TASK –
Which lines hold the word "screenshot"? Copy each one.

PROVIDED RECORDS –

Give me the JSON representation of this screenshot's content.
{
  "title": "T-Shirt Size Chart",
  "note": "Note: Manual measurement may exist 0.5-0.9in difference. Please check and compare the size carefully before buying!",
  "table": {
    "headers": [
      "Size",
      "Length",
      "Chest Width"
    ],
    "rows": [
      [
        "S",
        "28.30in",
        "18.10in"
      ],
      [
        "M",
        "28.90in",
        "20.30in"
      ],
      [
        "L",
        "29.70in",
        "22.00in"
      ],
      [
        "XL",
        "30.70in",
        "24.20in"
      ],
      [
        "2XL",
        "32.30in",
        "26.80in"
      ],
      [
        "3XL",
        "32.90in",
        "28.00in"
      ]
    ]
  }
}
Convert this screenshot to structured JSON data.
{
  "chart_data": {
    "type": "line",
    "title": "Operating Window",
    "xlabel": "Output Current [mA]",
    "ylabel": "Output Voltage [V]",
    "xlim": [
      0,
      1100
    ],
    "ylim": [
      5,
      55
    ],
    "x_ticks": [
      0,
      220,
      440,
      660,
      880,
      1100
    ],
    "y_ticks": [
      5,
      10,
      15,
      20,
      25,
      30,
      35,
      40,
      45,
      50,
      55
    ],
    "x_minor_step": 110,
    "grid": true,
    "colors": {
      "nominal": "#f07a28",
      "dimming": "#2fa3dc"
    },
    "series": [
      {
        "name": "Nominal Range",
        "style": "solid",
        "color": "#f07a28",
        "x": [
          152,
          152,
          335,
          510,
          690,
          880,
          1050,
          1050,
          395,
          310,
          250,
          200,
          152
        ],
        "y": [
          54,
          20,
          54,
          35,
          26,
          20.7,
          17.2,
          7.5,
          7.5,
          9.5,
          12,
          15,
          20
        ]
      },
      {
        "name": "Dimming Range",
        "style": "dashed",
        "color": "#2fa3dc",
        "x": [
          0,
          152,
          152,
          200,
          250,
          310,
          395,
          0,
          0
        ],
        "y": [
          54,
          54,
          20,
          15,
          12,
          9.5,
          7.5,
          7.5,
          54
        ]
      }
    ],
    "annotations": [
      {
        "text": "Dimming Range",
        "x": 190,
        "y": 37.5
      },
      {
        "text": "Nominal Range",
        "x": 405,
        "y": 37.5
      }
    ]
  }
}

RESULT OF THIS EXERCISE –
Give me the JSON representation of this screenshot's content.
Convert this screenshot to structured JSON data.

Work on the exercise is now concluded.